Required task:
Using the listing below, select the lines with the word "production" and copy them.
-- Start of Records supplied --
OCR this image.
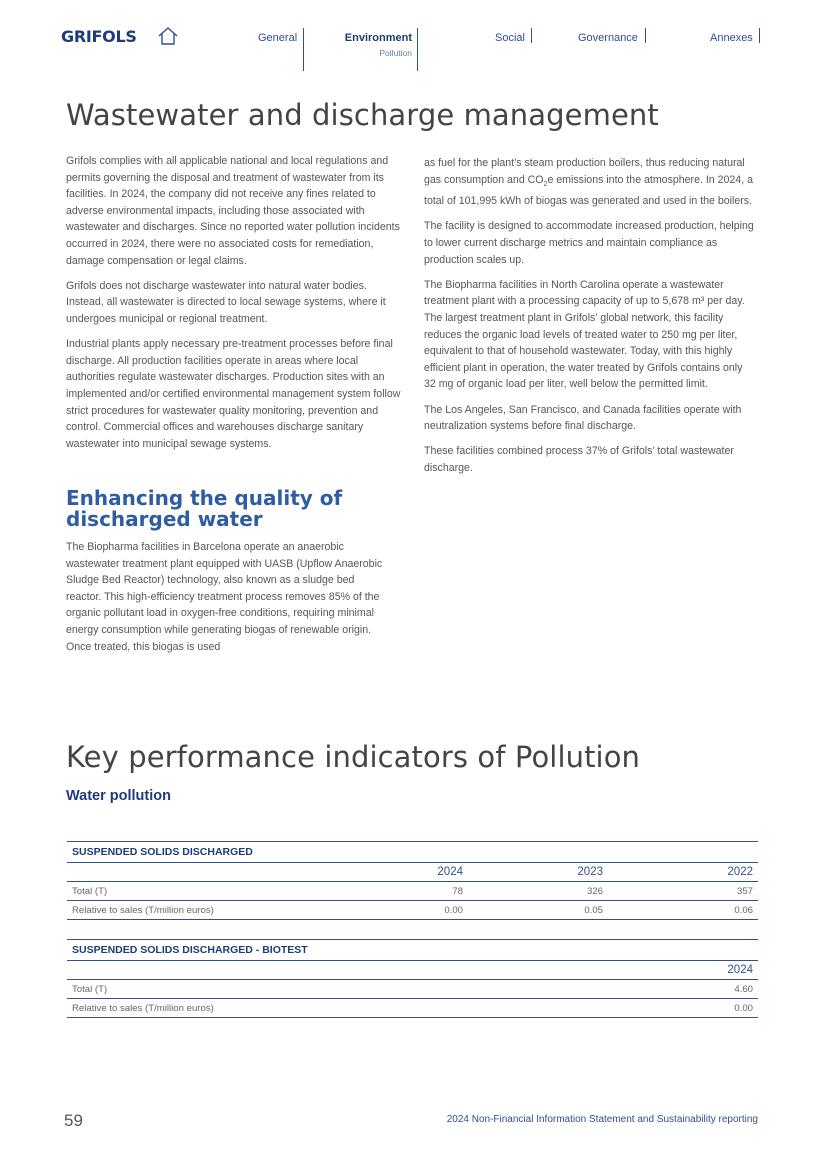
GRIFOLS	General	Environment
Pollution
Social	Governance	Annexes
Wastewater and discharge management

Grifols complies with all applicable national and local regulations and permits governing the disposal and treatment of wastewater from its facilities. In 2024, the company did not receive any fines related to adverse environmental impacts, including those associated with wastewater and discharges. Since no reported water pollution incidents occurred in 2024, there were no associated costs for remediation, damage compensation or legal claims.

Grifols does not discharge wastewater into natural water bodies. Instead, all wastewater is directed to local sewage systems, where it undergoes municipal or regional treatment.

Industrial plants apply necessary pre-treatment processes before final discharge. All production facilities operate in areas where local authorities regulate wastewater discharges. Production sites with an implemented and/or certified environmental management system follow strict procedures for wastewater quality monitoring, prevention and control. Commercial offices and warehouses discharge sanitary wastewater into municipal sewage systems.

Enhancing the quality of discharged water

The Biopharma facilities in Barcelona operate an anaerobic wastewater treatment plant equipped with UASB (Upflow Anaerobic Sludge Bed Reactor) technology, also known as a sludge bed reactor. This high-efficiency treatment process removes 85% of the organic pollutant load in oxygen-free conditions, requiring minimal energy consumption while generating biogas of renewable origin. Once treated, this biogas is used

as fuel for the plant’s steam production boilers, thus reducing natural gas consumption and $CO_2e$ emissions into the atmosphere. In 2024, a total of 101,995 kWh of biogas was generated and used in the boilers.

The facility is designed to accommodate increased production, helping to lower current discharge metrics and maintain compliance as production scales up.

The Biopharma facilities in North Carolina operate a wastewater treatment plant with a processing capacity of up to 5,678 m³ per day. The largest treatment plant in Grifols’ global network, this facility reduces the organic load levels of treated water to 250 mg per liter, equivalent to that of household wastewater. Today, with this highly efficient plant in operation, the water treated by Grifols contains only 32 mg of organic load per liter, well below the permitted limit.

The Los Angeles, San Francisco, and Canada facilities operate with neutralization systems before final discharge.

These facilities combined process 37% of Grifols’ total wastewater discharge.

Key performance indicators of Pollution
Water pollution
SUSPENDED SOLIDS DISCHARGED			
	2024	2023	2022
Total (T)	78	326	357
Relative to sales (T/million euros)	0.00	0.05	0.06
SUSPENDED SOLIDS DISCHARGED - BIOTEST	
	2024
Total (T)	4.60
Relative to sales (T/million euros)	0.00
59	2024 Non-Financial Information Statement and Sustainability reporting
-- End of Records supplied --
The output:
Industrial plants apply necessary pre-treatment processes before final discharge. All production facilities operate in areas where local authorities regulate wastewater discharges. Production sites with an implemented and/or certified environmental management system follow strict procedures for wastewater quality monitoring, prevention and control. Commercial offices and warehouses discharge sanitary wastewater into municipal sewage systems.
as fuel for the plant’s steam production boilers, thus reducing natural gas consumption and $CO_2e$ emissions into the atmosphere. In 2024, a total of 101,995 kWh of biogas was generated and used in the boilers.
The facility is designed to accommodate increased production, helping to lower current discharge metrics and maintain compliance as production scales up.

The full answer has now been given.